### Given instruction a
In the court opinion, change "commissioner" to "referee" and write out the passage starting with "Civ. 18549." and going on through "a public nuisance.".

### Excerpted passage
::::

PEOPLE of the State of California, Plaintiff and Respondent, v. Ralph Edward BERGHOLM, Defendant and Appellant.

Civ. 18549.

Decided: June 16, 1960

Herron & Winn, by James J. Jones, Jr., San Francisco, for appellant. John A. Nejedly, Dist. Atty., by Robert H. Betzenderfer, Deputy Dist. Atty., Martinez, for respondent.

This is an appeal from a judgment accepting and approving the report of a commissioner made after the abatement of a public nuisance.

Appellant was the owner and operator of a junkyard and after prolonged negotiations and threats of summary abatement by the Board of Supervisors of Contra Costa County, this action was commenced March 26, 1956. An order to show cause was issued and after a number of delays the matter came on for hearing on May 10, 1956. At that time the parties entered into the following stipulation:

“It Is Hereby Stipulated by and between the District Attorney of the County of Contra Costa, on behalf of the People of the State of California, and John L. Garaventa, Esquire, attorney at law, on behalf of Edward Ralph Bergholm, defendant, that the above entitled court may make and enter a judgment in the above entitled cause as follows:

“Wherefore, It Is ordered, Adjudged And Decreed that the premises described in Paragraph I of the complaint on file herein are a public nuisance; that the defendant, Edward Ralph Bergpholm, be and he is hereby commanded to abate the said public nuisance by removing and demolishing the buildings located on the premises described in Paragraph I of the complaint, and by removing and clearing the said premises of parts of buildings, automobile carcasses, automobile parts, scrap iron, decayed and rotten upholstery, old and rotten tires, and other miscellaneous junk, and to restore and keep said premises in a neat, tidy and orderly manner; that a mandatory injunction issue commanding the defendant, as hereinbefore set forth, to accomplish all of the foregoing things before the 17th day of November, 1956.

::::

### Given instruction b
Repeat the rows of Block 1 word for word, starting with the line with "toc-entry: Природа великих" and going on through the line with "chapter-title-text: трансформационных разговоров", both included.

::::

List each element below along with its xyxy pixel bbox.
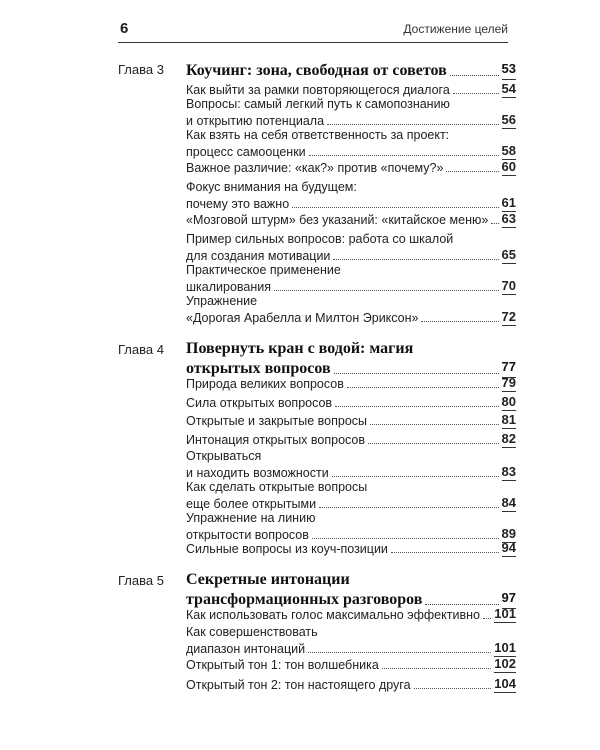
toc-entry: Природа великих вопросов 79 [186, 375, 516, 391]
chapter-page: 77 [502, 358, 516, 378]
toc-entry: Интонация открытых вопросов 82 [186, 431, 516, 447]
toc-entry: Открытый тон 2: тон настоящего друга 104 [186, 676, 516, 692]
toc-entry: Вопросы: самый легкий путь к самопознанию и открытию потенциала 56 [186, 97, 516, 128]
chapter-4-title [186, 340, 516, 378]
page-number: 6 [120, 20, 129, 37]
chapter-4-label: Глава 4 [118, 342, 164, 357]
toc-entry: Сильные вопросы из коуч-позиции 94 [186, 540, 516, 556]
toc-entry: Практическое применение шкалирования 70 [186, 263, 516, 294]
chapter-title-text: трансформационных разговоров [186, 591, 423, 608]
toc-entry: Как сделать открытые вопросы еще более открытыми 84 [186, 480, 516, 511]
chapter-page: 97 [502, 589, 516, 609]
chapter-title-text: Коучинг: зона, свободная от советов [186, 62, 447, 79]
chapter-title-text: открытых вопросов [186, 360, 331, 377]
toc-entry: Как использовать голос максимально эффективно 101 [186, 606, 516, 622]
chapter-5-title [186, 571, 516, 609]
toc-entry: Упражнение на линию открытости вопросов 89 [186, 511, 516, 542]
chapter-page: 53 [502, 60, 516, 80]
toc-entry: «Мозговой штурм» без указаний: «китайское меню» 63 [186, 211, 516, 227]
toc-entry: Открываться и находить возможности 83 [186, 449, 516, 480]
toc-entry: Открытый тон 1: тон волшебника 102 [186, 656, 516, 672]
toc-entry: Как выйти за рамки повторяющегося диалога 54 [186, 81, 516, 97]
page-header [118, 20, 508, 43]
toc-entry: Как взять на себя ответственность за проект: процесс самооценки 58 [186, 128, 516, 159]
toc-entry: Пример сильных вопросов: работа со шкалой для создания мотивации 65 [186, 232, 516, 263]
toc-entry: Сила открытых вопросов 80 [186, 394, 516, 410]
toc-entry: Важное различие: «как?» против «почему?» 60 [186, 159, 516, 175]
chapter-5-label: Глава 5 [118, 573, 164, 588]
chapter-3-label: Глава 3 [118, 62, 164, 77]
chapter-title-text: Секретные интонации [186, 571, 350, 588]
running-title: Достижение целей [403, 22, 508, 36]
chapter-title-text: Повернуть кран с водой: магия [186, 340, 414, 357]
toc-entry: Открытые и закрытые вопросы 81 [186, 412, 516, 428]
toc-entry: Упражнение «Дорогая Арабелла и Милтон Эриксон» 72 [186, 294, 516, 325]
toc-entry: Фокус внимания на будущем: почему это важно 61 [186, 180, 516, 211]
toc-entry: Как совершенствовать диапазон интонаций 101 [186, 625, 516, 656]
chapter-3-title [186, 60, 516, 80]
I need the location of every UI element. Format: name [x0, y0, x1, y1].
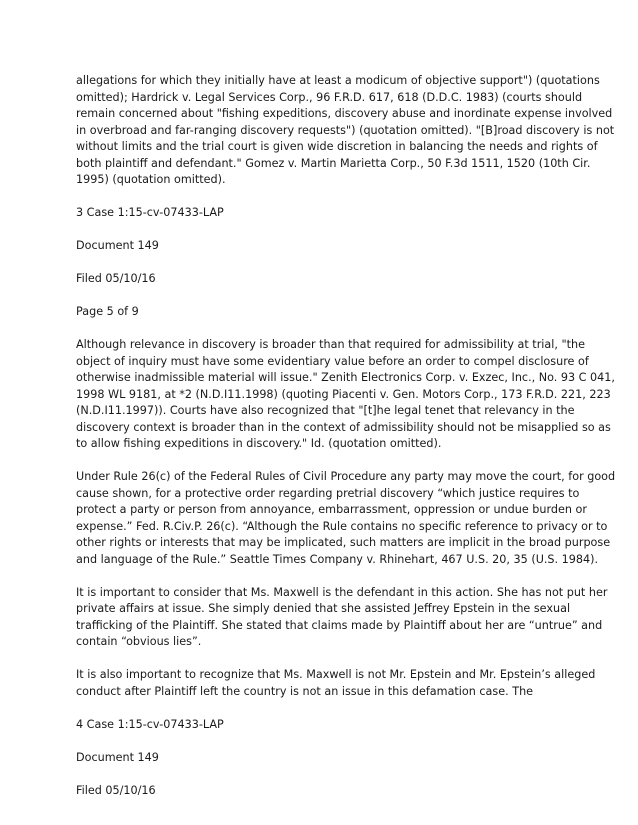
text-line: Document 149 — [76, 750, 159, 764]
text-line: Filed 05/10/16 — [76, 272, 156, 285]
text-line: other rights or interests that may be implicated, such matters are implicit in the broad purpose — [76, 536, 611, 549]
text-line: Page 5 of 9 — [76, 305, 139, 318]
text-line: cause shown, for a protective order regarding pretrial discovery “which justice requires to — [76, 486, 580, 500]
document-number — [76, 238, 576, 255]
text-line: omitted); Hardrick v. Legal Services Corp., 96 F.R.D. 617, 618 (D.D.C. 1983) (courts should — [76, 90, 583, 104]
text-line: 4 Case 1:15-cv-07433-LAP — [76, 717, 224, 731]
paragraph-defendant — [76, 585, 608, 651]
text-line: discovery context is broader than in the context of admissibility should not be misapplied so as — [76, 420, 611, 434]
text-line: trafficking of the Plaintiff. She stated that claims made by Plaintiff about her are “untrue” and — [76, 618, 603, 632]
text-line: allegations for which they initially have at least a modicum of objective support") (quotations — [76, 74, 600, 87]
filed-date — [76, 783, 576, 800]
text-line: conduct after Plaintiff left the country is not an issue in this defamation case. The — [76, 684, 534, 698]
document-page — [76, 73, 616, 816]
text-line: and language of the Rule.” Seattle Times Company v. Rhinehart, 467 U.S. 20, 35 (U.S. 1984). — [76, 552, 599, 566]
text-line: private affairs at issue. She simply denied that she assisted Jeffrey Epstein in the sexual — [76, 602, 571, 615]
text-line: 3 Case 1:15-cv-07433-LAP — [76, 206, 224, 219]
text-line: 1995) (quotation omitted). — [76, 173, 226, 186]
text-line: (N.D.I11.1997)). Courts have also recognized that "[t]he legal tenet that relevancy in the — [76, 404, 575, 417]
text-line: It is also important to recognize that Ms. Maxwell is not Mr. Epstein and Mr. Epstein’s alleged — [76, 668, 596, 681]
page-number — [76, 304, 576, 321]
text-line: protect a party or person from annoyance, embarrassment, oppression or undue burden or — [76, 503, 587, 516]
text-line: Document 149 — [76, 239, 159, 252]
text-line: It is important to consider that Ms. Maxwell is the defendant in this action. She has not put her — [76, 585, 608, 599]
paragraph-relevance — [76, 337, 615, 453]
paragraph-not-epstein — [76, 667, 596, 700]
document-number — [76, 750, 576, 767]
case-number-header — [76, 717, 576, 734]
paragraph-rule-26c — [76, 469, 616, 568]
text-line: expense.” Fed. R.Civ.P. 26(c). “Although the Rule contains no specific reference to privacy or to — [76, 519, 608, 533]
paragraph-discovery-limits — [76, 73, 615, 189]
filed-date — [76, 271, 576, 288]
text-line: to allow fishing expeditions in discovery." Id. (quotation omitted). — [76, 437, 442, 450]
text-line: in overbroad and far-ranging discovery requests") (quotation omitted). "[B]road discovery is not — [76, 123, 615, 137]
text-line: without limits and the trial court is given wide discretion in balancing the needs and rights of — [76, 140, 598, 153]
text-line: contain “obvious lies”. — [76, 635, 202, 648]
text-line: Filed 05/10/16 — [76, 783, 156, 797]
text-line: Although relevance in discovery is broader than that required for admissibility at trial, "the — [76, 338, 585, 351]
text-line: object of inquiry must have some evidentiary value before an order to compel disclosure of — [76, 354, 589, 368]
text-line: remain concerned about "fishing expeditions, discovery abuse and inordinate expense involved — [76, 107, 613, 120]
text-line: 1998 WL 9181, at *2 (N.D.I11.1998) (quoting Piacenti v. Gen. Motors Corp., 173 F.R.D. 221, 223 — [76, 387, 611, 401]
text-line: Under Rule 26(c) of the Federal Rules of Civil Procedure any party may move the court, for good — [76, 470, 616, 483]
text-line: both plaintiff and defendant." Gomez v. Martin Marietta Corp., 50 F.3d 1511, 1520 (10th Cir. — [76, 156, 591, 170]
text-line: otherwise inadmissible material will issue." Zenith Electronics Corp. v. Exzec, Inc., No. 93 C 041, — [76, 371, 615, 384]
case-number-header — [76, 205, 576, 222]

::::

### Problem solution a
Civ. 18549.

Decided: June 16, 1960

Herron & Winn, by James J. Jones, Jr., San Francisco, for appellant. John A. Nejedly, Dist. Atty., by Robert H. Betzenderfer, Deputy Dist. Atty., Martinez, for respondent.

This is an appeal from a judgment accepting and approving the report of a referee made after the abatement of a public nuisance.

### Problem solution b
toc-entry: Природа великих вопросов 79 [186, 375, 516, 391]
chapter-page: 77 [502, 358, 516, 378]
toc-entry: Интонация открытых вопросов 82 [186, 431, 516, 447]
toc-entry: Открытый тон 2: тон настоящего друга 104 [186, 676, 516, 692]
toc-entry: Вопросы: самый легкий путь к самопознанию и открытию потенциала 56 [186, 97, 516, 128]
chapter-4-title [186, 340, 516, 378]
page-number: 6 [120, 20, 129, 37]
chapter-4-label: Глава 4 [118, 342, 164, 357]
toc-entry: Сильные вопросы из коуч-позиции 94 [186, 540, 516, 556]
toc-entry: Практическое применение шкалирования 70 [186, 263, 516, 294]
chapter-title-text: трансформационных разговоров [186, 591, 423, 608]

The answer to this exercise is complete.